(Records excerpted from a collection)

+---+

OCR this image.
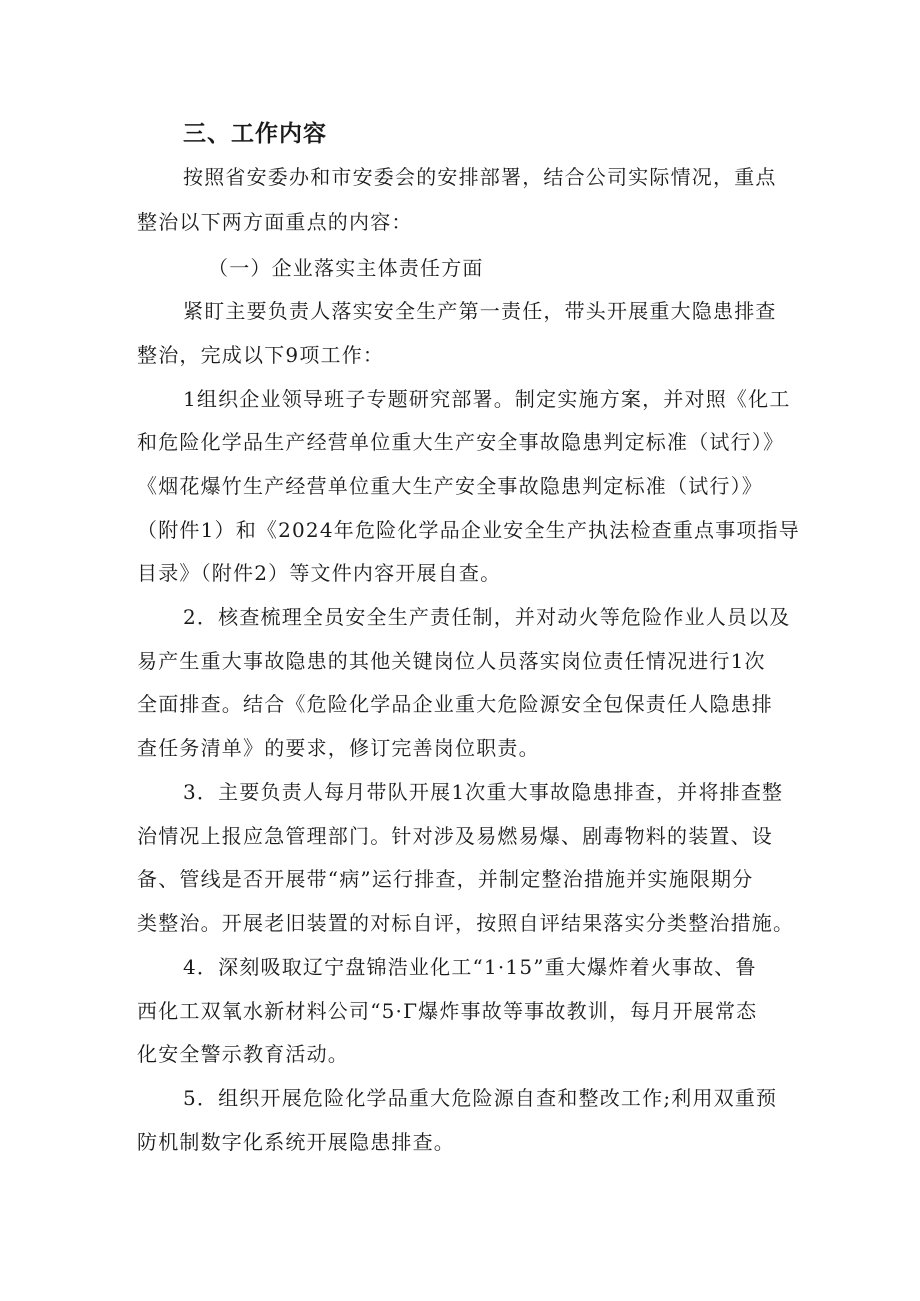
三、工作内容
按照省安委办和市安委会的安排部署，结合公司实际情况，重点
整治以下两方面重点的内容：
（一）企业落实主体责任方面
紧盯主要负责人落实安全生产第一责任，带头开展重大隐患排查
整治，完成以下9项工作：
1组织企业领导班子专题研究部署。制定实施方案，并对照《化工
和危险化学品生产经营单位重大生产安全事故隐患判定标准（试行）》
《烟花爆竹生产经营单位重大生产安全事故隐患判定标准（试行）》
（附件1）和《2024年危险化学品企业安全生产执法检查重点事项指导
目录》（附件2）等文件内容开展自查。
2．核查梳理全员安全生产责任制，并对动火等危险作业人员以及
易产生重大事故隐患的其他关键岗位人员落实岗位责任情况进行1次
全面排查。结合《危险化学品企业重大危险源安全包保责任人隐患排
查任务清单》的要求，修订完善岗位职责。
3．主要负责人每月带队开展1次重大事故隐患排查，并将排查整
治情况上报应急管理部门。针对涉及易燃易爆、剧毒物料的装置、设
备、管线是否开展带“病”运行排查，并制定整治措施并实施限期分
类整治。开展老旧装置的对标自评，按照自评结果落实分类整治措施。
4．深刻吸取辽宁盘锦浩业化工“1·15”重大爆炸着火事故、鲁
西化工双氧水新材料公司“5·Γ爆炸事故等事故教训，每月开展常态
化安全警示教育活动。
5．组织开展危险化学品重大危险源自查和整改工作;利用双重预
防机制数字化系统开展隐患排查。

+---+

WRITTEN PROBLEM >>
Repeat the material above verbatim. Leave the pictures behind.

RESULT FOR THIS TASK >>
OCR this image.
三、工作内容
按照省安委办和市安委会的安排部署，结合公司实际情况，重点
整治以下两方面重点的内容：
（一）企业落实主体责任方面
紧盯主要负责人落实安全生产第一责任，带头开展重大隐患排查
整治，完成以下9项工作：
1组织企业领导班子专题研究部署。制定实施方案，并对照《化工
和危险化学品生产经营单位重大生产安全事故隐患判定标准（试行）》
《烟花爆竹生产经营单位重大生产安全事故隐患判定标准（试行）》
（附件1）和《2024年危险化学品企业安全生产执法检查重点事项指导
目录》（附件2）等文件内容开展自查。
2．核查梳理全员安全生产责任制，并对动火等危险作业人员以及
易产生重大事故隐患的其他关键岗位人员落实岗位责任情况进行1次
全面排查。结合《危险化学品企业重大危险源安全包保责任人隐患排
查任务清单》的要求，修订完善岗位职责。
3．主要负责人每月带队开展1次重大事故隐患排查，并将排查整
治情况上报应急管理部门。针对涉及易燃易爆、剧毒物料的装置、设
备、管线是否开展带“病”运行排查，并制定整治措施并实施限期分
类整治。开展老旧装置的对标自评，按照自评结果落实分类整治措施。
4．深刻吸取辽宁盘锦浩业化工“1·15”重大爆炸着火事故、鲁
西化工双氧水新材料公司“5·Γ爆炸事故等事故教训，每月开展常态
化安全警示教育活动。
5．组织开展危险化学品重大危险源自查和整改工作;利用双重预
防机制数字化系统开展隐患排查。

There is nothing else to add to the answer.